> [JOB]: Give every line below again, exactly.

Source data:

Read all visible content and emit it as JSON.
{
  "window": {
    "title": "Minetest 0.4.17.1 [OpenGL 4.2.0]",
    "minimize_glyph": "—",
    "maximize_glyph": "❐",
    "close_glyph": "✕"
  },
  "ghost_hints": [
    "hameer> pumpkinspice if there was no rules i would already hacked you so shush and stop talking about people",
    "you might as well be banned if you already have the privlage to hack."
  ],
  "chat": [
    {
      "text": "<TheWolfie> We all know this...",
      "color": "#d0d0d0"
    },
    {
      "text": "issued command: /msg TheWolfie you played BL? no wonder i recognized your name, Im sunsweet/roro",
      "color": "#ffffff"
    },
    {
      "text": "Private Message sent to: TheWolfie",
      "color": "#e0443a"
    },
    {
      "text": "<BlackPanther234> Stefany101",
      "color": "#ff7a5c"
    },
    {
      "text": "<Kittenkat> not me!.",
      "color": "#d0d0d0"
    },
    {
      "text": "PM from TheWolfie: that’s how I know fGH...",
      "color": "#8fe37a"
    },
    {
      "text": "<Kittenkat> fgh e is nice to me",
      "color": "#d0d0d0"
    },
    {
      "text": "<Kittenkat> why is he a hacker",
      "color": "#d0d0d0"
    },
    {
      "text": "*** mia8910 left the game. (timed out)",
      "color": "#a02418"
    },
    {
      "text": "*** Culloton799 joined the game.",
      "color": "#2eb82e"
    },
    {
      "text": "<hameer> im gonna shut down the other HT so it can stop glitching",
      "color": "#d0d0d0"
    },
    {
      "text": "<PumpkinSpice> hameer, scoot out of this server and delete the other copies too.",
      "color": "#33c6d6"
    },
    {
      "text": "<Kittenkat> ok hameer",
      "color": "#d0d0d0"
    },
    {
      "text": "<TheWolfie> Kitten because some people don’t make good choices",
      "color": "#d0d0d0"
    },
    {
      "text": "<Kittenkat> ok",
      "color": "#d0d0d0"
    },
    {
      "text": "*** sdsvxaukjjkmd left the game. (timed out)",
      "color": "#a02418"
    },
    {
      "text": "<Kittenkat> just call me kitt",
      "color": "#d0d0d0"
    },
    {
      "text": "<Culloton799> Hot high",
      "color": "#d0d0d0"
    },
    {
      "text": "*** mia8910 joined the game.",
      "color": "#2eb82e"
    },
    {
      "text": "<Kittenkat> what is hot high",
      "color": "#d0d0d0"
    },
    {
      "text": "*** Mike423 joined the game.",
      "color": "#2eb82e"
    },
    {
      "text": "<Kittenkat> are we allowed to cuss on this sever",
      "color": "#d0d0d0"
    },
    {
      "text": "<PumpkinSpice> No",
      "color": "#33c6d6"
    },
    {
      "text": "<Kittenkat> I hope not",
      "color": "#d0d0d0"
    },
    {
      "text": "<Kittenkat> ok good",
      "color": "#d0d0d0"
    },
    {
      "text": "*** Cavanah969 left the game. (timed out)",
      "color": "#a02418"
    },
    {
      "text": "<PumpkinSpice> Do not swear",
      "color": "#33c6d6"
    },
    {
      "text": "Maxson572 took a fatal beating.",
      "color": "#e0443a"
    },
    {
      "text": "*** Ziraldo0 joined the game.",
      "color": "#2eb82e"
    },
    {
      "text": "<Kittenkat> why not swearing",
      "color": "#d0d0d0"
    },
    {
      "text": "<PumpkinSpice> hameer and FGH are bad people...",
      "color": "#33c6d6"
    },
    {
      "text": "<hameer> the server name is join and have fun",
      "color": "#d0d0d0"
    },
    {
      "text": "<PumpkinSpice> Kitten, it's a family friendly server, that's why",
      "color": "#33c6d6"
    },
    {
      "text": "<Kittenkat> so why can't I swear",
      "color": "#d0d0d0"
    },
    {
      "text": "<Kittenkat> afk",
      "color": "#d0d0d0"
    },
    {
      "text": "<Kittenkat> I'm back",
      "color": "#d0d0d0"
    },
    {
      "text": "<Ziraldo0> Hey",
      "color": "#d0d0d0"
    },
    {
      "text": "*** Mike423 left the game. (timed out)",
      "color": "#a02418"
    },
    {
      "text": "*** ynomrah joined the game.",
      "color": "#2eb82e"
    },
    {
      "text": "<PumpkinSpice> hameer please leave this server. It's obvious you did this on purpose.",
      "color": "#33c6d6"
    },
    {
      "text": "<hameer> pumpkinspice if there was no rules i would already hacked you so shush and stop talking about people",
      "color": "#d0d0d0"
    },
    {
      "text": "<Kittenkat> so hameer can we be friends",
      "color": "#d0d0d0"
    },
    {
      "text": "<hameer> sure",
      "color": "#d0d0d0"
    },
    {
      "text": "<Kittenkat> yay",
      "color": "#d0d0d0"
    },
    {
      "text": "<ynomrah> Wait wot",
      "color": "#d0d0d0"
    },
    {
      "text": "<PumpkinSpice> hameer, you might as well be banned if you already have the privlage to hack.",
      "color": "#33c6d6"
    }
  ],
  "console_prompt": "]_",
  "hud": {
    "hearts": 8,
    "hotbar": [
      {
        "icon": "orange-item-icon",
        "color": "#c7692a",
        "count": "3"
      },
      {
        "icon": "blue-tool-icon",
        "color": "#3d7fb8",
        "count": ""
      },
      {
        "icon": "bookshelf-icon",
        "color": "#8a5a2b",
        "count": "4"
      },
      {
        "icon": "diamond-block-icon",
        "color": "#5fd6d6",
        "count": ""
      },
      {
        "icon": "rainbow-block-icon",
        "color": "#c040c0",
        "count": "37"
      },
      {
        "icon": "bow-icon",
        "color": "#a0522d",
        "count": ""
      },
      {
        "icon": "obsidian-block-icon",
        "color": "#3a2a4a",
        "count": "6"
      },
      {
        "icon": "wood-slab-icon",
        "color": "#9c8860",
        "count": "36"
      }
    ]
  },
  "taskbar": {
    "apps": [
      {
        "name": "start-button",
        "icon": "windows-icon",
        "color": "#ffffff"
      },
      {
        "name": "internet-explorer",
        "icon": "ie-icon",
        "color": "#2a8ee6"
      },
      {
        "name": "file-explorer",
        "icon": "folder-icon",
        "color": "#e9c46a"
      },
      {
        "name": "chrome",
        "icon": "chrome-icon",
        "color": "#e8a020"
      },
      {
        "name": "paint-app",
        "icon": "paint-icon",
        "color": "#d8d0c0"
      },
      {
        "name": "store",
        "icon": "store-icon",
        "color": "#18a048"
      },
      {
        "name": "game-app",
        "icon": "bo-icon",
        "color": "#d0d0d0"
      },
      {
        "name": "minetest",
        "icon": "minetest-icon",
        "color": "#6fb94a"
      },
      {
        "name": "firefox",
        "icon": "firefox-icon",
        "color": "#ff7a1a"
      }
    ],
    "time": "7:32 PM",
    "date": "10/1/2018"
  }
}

> [RESULT BELOW]:
Read all visible content and emit it as JSON.
{
  "window": {
    "title": "Minetest 0.4.17.1 [OpenGL 4.2.0]",
    "minimize_glyph": "—",
    "maximize_glyph": "❐",
    "close_glyph": "✕"
  },
  "ghost_hints": [
    "hameer> pumpkinspice if there was no rules i would already hacked you so shush and stop talking about people",
    "you might as well be banned if you already have the privlage to hack."
  ],
  "chat": [
    {
      "text": "<TheWolfie> We all know this...",
      "color": "#d0d0d0"
    },
    {
      "text": "issued command: /msg TheWolfie you played BL? no wonder i recognized your name, Im sunsweet/roro",
      "color": "#ffffff"
    },
    {
      "text": "Private Message sent to: TheWolfie",
      "color": "#e0443a"
    },
    {
      "text": "<BlackPanther234> Stefany101",
      "color": "#ff7a5c"
    },
    {
      "text": "<Kittenkat> not me!.",
      "color": "#d0d0d0"
    },
    {
      "text": "PM from TheWolfie: that’s how I know fGH...",
      "color": "#8fe37a"
    },
    {
      "text": "<Kittenkat> fgh e is nice to me",
      "color": "#d0d0d0"
    },
    {
      "text": "<Kittenkat> why is he a hacker",
      "color": "#d0d0d0"
    },
    {
      "text": "*** mia8910 left the game. (timed out)",
      "color": "#a02418"
    },
    {
      "text": "*** Culloton799 joined the game.",
      "color": "#2eb82e"
    },
    {
      "text": "<hameer> im gonna shut down the other HT so it can stop glitching",
      "color": "#d0d0d0"
    },
    {
      "text": "<PumpkinSpice> hameer, scoot out of this server and delete the other copies too.",
      "color": "#33c6d6"
    },
    {
      "text": "<Kittenkat> ok hameer",
      "color": "#d0d0d0"
    },
    {
      "text": "<TheWolfie> Kitten because some people don’t make good choices",
      "color": "#d0d0d0"
    },
    {
      "text": "<Kittenkat> ok",
      "color": "#d0d0d0"
    },
    {
      "text": "*** sdsvxaukjjkmd left the game. (timed out)",
      "color": "#a02418"
    },
    {
      "text": "<Kittenkat> just call me kitt",
      "color": "#d0d0d0"
    },
    {
      "text": "<Culloton799> Hot high",
      "color": "#d0d0d0"
    },
    {
      "text": "*** mia8910 joined the game.",
      "color": "#2eb82e"
    },
    {
      "text": "<Kittenkat> what is hot high",
      "color": "#d0d0d0"
    },
    {
      "text": "*** Mike423 joined the game.",
      "color": "#2eb82e"
    },
    {
      "text": "<Kittenkat> are we allowed to cuss on this sever",
      "color": "#d0d0d0"
    },
    {
      "text": "<PumpkinSpice> No",
      "color": "#33c6d6"
    },
    {
      "text": "<Kittenkat> I hope not",
      "color": "#d0d0d0"
    },
    {
      "text": "<Kittenkat> ok good",
      "color": "#d0d0d0"
    },
    {
      "text": "*** Cavanah969 left the game. (timed out)",
      "color": "#a02418"
    },
    {
      "text": "<PumpkinSpice> Do not swear",
      "color": "#33c6d6"
    },
    {
      "text": "Maxson572 took a fatal beating.",
      "color": "#e0443a"
    },
    {
      "text": "*** Ziraldo0 joined the game.",
      "color": "#2eb82e"
    },
    {
      "text": "<Kittenkat> why not swearing",
      "color": "#d0d0d0"
    },
    {
      "text": "<PumpkinSpice> hameer and FGH are bad people...",
      "color": "#33c6d6"
    },
    {
      "text": "<hameer> the server name is join and have fun",
      "color": "#d0d0d0"
    },
    {
      "text": "<PumpkinSpice> Kitten, it's a family friendly server, that's why",
      "color": "#33c6d6"
    },
    {
      "text": "<Kittenkat> so why can't I swear",
      "color": "#d0d0d0"
    },
    {
      "text": "<Kittenkat> afk",
      "color": "#d0d0d0"
    },
    {
      "text": "<Kittenkat> I'm back",
      "color": "#d0d0d0"
    },
    {
      "text": "<Ziraldo0> Hey",
      "color": "#d0d0d0"
    },
    {
      "text": "*** Mike423 left the game. (timed out)",
      "color": "#a02418"
    },
    {
      "text": "*** ynomrah joined the game.",
      "color": "#2eb82e"
    },
    {
      "text": "<PumpkinSpice> hameer please leave this server. It's obvious you did this on purpose.",
      "color": "#33c6d6"
    },
    {
      "text": "<hameer> pumpkinspice if there was no rules i would already hacked you so shush and stop talking about people",
      "color": "#d0d0d0"
    },
    {
      "text": "<Kittenkat> so hameer can we be friends",
      "color": "#d0d0d0"
    },
    {
      "text": "<hameer> sure",
      "color": "#d0d0d0"
    },
    {
      "text": "<Kittenkat> yay",
      "color": "#d0d0d0"
    },
    {
      "text": "<ynomrah> Wait wot",
      "color": "#d0d0d0"
    },
    {
      "text": "<PumpkinSpice> hameer, you might as well be banned if you already have the privlage to hack.",
      "color": "#33c6d6"
    }
  ],
  "console_prompt": "]_",
  "hud": {
    "hearts": 8,
    "hotbar": [
      {
        "icon": "orange-item-icon",
        "color": "#c7692a",
        "count": "3"
      },
      {
        "icon": "blue-tool-icon",
        "color": "#3d7fb8",
        "count": ""
      },
      {
        "icon": "bookshelf-icon",
        "color": "#8a5a2b",
        "count": "4"
      },
      {
        "icon": "diamond-block-icon",
        "color": "#5fd6d6",
        "count": ""
      },
      {
        "icon": "rainbow-block-icon",
        "color": "#c040c0",
        "count": "37"
      },
      {
        "icon": "bow-icon",
        "color": "#a0522d",
        "count": ""
      },
      {
        "icon": "obsidian-block-icon",
        "color": "#3a2a4a",
        "count": "6"
      },
      {
        "icon": "wood-slab-icon",
        "color": "#9c8860",
        "count": "36"
      }
    ]
  },
  "taskbar": {
    "apps": [
      {
        "name": "start-button",
        "icon": "windows-icon",
        "color": "#ffffff"
      },
      {
        "name": "internet-explorer",
        "icon": "ie-icon",
        "color": "#2a8ee6"
      },
      {
        "name": "file-explorer",
        "icon": "folder-icon",
        "color": "#e9c46a"
      },
      {
        "name": "chrome",
        "icon": "chrome-icon",
        "color": "#e8a020"
      },
      {
        "name": "paint-app",
        "icon": "paint-icon",
        "color": "#d8d0c0"
      },
      {
        "name": "store",
        "icon": "store-icon",
        "color": "#18a048"
      },
      {
        "name": "game-app",
        "icon": "bo-icon",
        "color": "#d0d0d0"
      },
      {
        "name": "minetest",
        "icon": "minetest-icon",
        "color": "#6fb94a"
      },
      {
        "name": "firefox",
        "icon": "firefox-icon",
        "color": "#ff7a1a"
      }
    ],
    "time": "7:32 PM",
    "date": "10/1/2018"
  }
}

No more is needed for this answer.